Amor ciego

Esta es la historia de una joven muy bonita, pero muy sufrida que, sin saber, ha entablado una relación sentimental con el farsante de la cuadra, que la tiene obnubilada. Haciendo caso omiso de cuanto consejo le dan, y luego de varios desengaños amorosos, ella se dejó seducir por la responsabilidad y la rectitud que ella cree haber encontrado en este inigualable seductor.

Para empezar, ella empieza subrayando que, por amor, el pretendiente de marras no sólo renunció a la parranda y el licor –que anteriormente le jugó malas pasadas–, sino que nunca fuma y sólo trasnocha por asuntos de trabajo. Hombres como él, muy pocos, poseedor de una seriedad a toda prueba, de la que escasamente se aparta para recitarle los más hermosos poemas de amor, haciendo gala de su prodigiosa memoria.

_Qué harás:_
[1] ¿A qué renunció por amor el pretendiente, según el relato «Amor ciego»?
[2] Retoma el relato «Amor ciego» a partir de su última oración.

_Registros proporcionados:_
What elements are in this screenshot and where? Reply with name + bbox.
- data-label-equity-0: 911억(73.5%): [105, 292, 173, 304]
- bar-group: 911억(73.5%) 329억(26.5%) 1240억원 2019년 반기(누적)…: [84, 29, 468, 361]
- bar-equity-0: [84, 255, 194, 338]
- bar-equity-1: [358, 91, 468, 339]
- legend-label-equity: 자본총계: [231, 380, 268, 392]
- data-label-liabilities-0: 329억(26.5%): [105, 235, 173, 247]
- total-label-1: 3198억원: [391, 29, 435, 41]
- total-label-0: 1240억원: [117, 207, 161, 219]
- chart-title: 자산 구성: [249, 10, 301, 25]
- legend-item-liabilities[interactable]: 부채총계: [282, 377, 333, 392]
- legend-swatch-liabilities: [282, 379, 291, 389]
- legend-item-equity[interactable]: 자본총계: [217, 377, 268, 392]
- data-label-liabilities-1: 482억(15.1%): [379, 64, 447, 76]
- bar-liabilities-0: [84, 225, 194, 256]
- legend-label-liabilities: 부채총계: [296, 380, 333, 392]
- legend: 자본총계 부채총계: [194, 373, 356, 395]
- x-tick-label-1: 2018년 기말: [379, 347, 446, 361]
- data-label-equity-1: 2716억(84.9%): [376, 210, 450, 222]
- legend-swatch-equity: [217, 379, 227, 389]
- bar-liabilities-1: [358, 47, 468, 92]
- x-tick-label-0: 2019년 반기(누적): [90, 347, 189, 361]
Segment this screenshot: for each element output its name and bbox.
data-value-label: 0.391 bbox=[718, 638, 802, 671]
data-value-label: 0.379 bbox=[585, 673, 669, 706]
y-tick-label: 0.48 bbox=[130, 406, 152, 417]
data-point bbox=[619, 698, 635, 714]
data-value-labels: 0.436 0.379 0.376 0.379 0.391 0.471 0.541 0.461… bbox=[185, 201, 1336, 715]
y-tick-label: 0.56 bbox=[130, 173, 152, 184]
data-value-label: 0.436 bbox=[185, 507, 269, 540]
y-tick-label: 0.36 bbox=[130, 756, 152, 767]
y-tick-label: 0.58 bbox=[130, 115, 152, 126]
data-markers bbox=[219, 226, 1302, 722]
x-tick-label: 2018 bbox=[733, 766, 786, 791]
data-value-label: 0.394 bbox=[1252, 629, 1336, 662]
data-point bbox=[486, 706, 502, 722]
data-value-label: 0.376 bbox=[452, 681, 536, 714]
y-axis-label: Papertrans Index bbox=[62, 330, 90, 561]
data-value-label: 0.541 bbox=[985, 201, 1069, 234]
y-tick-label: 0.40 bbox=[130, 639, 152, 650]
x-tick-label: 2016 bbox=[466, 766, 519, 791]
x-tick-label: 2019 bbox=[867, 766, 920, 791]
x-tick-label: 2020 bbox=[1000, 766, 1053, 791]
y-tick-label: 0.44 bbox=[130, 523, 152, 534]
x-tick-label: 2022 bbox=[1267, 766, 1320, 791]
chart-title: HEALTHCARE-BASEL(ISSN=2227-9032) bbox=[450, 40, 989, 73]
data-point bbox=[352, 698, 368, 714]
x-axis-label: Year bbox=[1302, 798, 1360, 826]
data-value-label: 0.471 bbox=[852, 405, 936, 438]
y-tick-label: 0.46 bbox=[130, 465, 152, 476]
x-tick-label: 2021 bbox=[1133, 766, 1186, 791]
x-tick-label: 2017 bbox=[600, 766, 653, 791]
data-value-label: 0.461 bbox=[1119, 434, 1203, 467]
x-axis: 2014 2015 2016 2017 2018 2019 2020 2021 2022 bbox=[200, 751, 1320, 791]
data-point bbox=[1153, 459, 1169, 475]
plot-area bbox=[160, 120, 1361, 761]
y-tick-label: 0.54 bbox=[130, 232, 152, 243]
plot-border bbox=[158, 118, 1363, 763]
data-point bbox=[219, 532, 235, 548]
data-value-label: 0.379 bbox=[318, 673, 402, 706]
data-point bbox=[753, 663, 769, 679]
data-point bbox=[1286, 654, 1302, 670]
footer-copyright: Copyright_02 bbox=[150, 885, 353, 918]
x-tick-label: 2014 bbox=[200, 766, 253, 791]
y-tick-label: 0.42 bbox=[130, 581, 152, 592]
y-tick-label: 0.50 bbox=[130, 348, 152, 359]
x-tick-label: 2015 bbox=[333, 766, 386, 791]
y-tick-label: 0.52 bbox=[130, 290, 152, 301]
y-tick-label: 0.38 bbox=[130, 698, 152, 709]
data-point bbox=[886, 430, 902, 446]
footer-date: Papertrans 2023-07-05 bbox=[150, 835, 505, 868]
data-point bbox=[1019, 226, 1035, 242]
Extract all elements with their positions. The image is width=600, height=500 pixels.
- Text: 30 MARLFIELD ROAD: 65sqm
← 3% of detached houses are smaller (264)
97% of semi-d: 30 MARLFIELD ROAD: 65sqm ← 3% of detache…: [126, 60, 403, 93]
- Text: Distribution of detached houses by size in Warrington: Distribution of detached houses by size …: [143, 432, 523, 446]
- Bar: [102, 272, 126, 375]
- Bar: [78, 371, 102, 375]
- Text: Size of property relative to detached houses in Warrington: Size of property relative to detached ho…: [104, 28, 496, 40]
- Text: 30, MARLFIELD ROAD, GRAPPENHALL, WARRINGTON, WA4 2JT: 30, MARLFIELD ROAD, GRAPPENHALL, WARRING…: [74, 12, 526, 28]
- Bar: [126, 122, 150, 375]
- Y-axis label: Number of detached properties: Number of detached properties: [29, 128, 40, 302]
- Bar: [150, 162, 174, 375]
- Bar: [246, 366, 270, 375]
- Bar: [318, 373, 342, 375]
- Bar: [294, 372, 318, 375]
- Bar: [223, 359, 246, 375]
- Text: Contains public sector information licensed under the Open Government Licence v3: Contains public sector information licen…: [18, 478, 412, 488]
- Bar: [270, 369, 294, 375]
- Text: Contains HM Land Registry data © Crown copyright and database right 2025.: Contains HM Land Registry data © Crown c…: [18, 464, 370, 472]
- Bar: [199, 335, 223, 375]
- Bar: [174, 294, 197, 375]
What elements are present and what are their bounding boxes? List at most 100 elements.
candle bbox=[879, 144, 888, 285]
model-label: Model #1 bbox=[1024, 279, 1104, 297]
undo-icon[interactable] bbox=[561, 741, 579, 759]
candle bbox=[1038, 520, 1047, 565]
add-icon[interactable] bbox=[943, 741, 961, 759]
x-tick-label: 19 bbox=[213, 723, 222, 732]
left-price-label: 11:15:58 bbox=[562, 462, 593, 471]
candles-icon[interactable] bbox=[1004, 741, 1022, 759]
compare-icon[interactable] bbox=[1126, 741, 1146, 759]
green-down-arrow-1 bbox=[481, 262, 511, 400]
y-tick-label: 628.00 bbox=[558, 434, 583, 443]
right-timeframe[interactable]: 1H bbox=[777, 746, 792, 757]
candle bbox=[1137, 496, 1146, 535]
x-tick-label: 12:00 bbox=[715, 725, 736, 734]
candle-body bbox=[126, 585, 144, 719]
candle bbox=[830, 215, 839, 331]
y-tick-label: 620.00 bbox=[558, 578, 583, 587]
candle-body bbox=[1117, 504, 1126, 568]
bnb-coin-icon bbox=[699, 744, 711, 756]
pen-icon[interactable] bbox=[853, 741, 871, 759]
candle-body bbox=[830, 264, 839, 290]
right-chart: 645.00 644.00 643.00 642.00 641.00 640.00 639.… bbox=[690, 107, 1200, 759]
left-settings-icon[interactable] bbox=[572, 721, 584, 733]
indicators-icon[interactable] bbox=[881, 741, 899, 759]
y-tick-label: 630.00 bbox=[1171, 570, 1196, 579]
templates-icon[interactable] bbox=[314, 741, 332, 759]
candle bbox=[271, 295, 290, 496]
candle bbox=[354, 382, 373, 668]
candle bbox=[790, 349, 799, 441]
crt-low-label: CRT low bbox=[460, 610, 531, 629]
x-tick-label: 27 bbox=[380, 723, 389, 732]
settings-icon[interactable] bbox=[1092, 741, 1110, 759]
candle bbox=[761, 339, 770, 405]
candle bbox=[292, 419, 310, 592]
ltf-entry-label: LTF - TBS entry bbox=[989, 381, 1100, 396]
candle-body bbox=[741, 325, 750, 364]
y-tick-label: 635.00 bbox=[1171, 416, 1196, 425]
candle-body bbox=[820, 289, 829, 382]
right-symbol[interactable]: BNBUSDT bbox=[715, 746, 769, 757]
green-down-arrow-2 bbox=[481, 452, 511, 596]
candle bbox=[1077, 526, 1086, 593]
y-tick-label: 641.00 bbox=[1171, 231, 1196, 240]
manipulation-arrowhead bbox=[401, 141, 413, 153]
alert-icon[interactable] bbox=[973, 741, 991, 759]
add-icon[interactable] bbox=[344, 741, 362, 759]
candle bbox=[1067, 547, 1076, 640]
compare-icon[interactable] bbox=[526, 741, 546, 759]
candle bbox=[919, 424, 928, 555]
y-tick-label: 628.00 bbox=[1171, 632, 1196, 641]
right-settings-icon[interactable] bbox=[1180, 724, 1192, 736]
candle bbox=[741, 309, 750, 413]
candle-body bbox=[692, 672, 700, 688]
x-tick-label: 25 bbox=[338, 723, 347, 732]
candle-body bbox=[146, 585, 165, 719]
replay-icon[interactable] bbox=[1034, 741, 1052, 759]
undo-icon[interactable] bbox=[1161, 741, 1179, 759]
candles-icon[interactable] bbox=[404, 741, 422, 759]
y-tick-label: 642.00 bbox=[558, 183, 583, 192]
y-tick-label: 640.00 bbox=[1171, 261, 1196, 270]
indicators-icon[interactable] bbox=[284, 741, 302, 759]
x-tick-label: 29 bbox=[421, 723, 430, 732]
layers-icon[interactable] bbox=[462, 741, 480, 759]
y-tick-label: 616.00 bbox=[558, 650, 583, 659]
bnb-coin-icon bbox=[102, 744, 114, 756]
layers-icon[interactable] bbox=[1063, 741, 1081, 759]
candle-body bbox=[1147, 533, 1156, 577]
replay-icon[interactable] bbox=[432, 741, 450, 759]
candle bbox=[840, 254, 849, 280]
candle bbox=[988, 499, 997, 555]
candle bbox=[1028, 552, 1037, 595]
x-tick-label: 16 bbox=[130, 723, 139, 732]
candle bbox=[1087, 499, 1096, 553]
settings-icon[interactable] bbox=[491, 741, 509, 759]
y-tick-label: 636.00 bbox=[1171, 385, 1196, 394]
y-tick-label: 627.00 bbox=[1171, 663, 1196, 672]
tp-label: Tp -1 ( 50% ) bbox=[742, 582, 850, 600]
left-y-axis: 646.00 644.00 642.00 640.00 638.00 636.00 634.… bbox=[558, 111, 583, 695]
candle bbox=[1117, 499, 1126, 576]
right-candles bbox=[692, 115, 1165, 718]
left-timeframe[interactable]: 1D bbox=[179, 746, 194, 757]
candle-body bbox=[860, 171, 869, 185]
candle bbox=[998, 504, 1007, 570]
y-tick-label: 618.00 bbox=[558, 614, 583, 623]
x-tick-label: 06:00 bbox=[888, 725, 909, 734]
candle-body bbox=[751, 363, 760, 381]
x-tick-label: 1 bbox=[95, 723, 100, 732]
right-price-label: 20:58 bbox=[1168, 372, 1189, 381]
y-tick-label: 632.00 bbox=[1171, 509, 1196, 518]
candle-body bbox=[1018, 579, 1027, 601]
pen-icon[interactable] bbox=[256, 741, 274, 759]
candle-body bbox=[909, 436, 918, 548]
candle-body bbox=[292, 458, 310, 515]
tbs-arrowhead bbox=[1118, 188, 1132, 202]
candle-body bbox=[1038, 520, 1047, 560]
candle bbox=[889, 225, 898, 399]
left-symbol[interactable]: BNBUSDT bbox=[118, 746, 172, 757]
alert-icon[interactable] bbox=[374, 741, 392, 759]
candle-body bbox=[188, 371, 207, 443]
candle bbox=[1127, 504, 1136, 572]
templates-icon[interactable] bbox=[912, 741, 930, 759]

_Resultados esperados:_
[1] A la parranda y el licor.

[2]
El estilo de él contrasta notoriamente con el de sus anteriores enamorados, unos faranduleros poco dados al trabajo y expertos en frivolidad. Éste en cambio es un hombre modesto; no muy refinado, pero de buenas intenciones, que es lo que importa. Tampoco se da ínfulas y es un tipo recio y trabajador, hecho a pulso, de firmes convicciones y nobles propósitos.

Enamorada como está, ella no les hace caso a los rumores que circulan en el vecindario y que cuestionan el pasado no muy claro de su galán. Por el contrario, ella reconoce que él ha tenido que sortear numerosos obstáculos en la vida, porque siendo muy joven perdió a su padre y tuvo que hacer muchos sacrificios para sacar adelante a su abnegada familia. Lo que pasa es que en el barrio lo miran con recelo porque no tiene apellidos de abolengo y además carga encima el pecado de ser provinciano, cosa que es muy mal vista en la gran ciudad.

Ella tampoco permite que le hablen mal de los amigos ni de los socios de él, muchos de los cuales están en líos con la justicia. De hecho, aunque en días recientes varios de ellos han ido a parar a la cárcel, eso a ella la tiene sin cuidado, pues al fin y al cabo uno no tiene que responder por lo que hacen sus amigos, por muy cercanos que sean.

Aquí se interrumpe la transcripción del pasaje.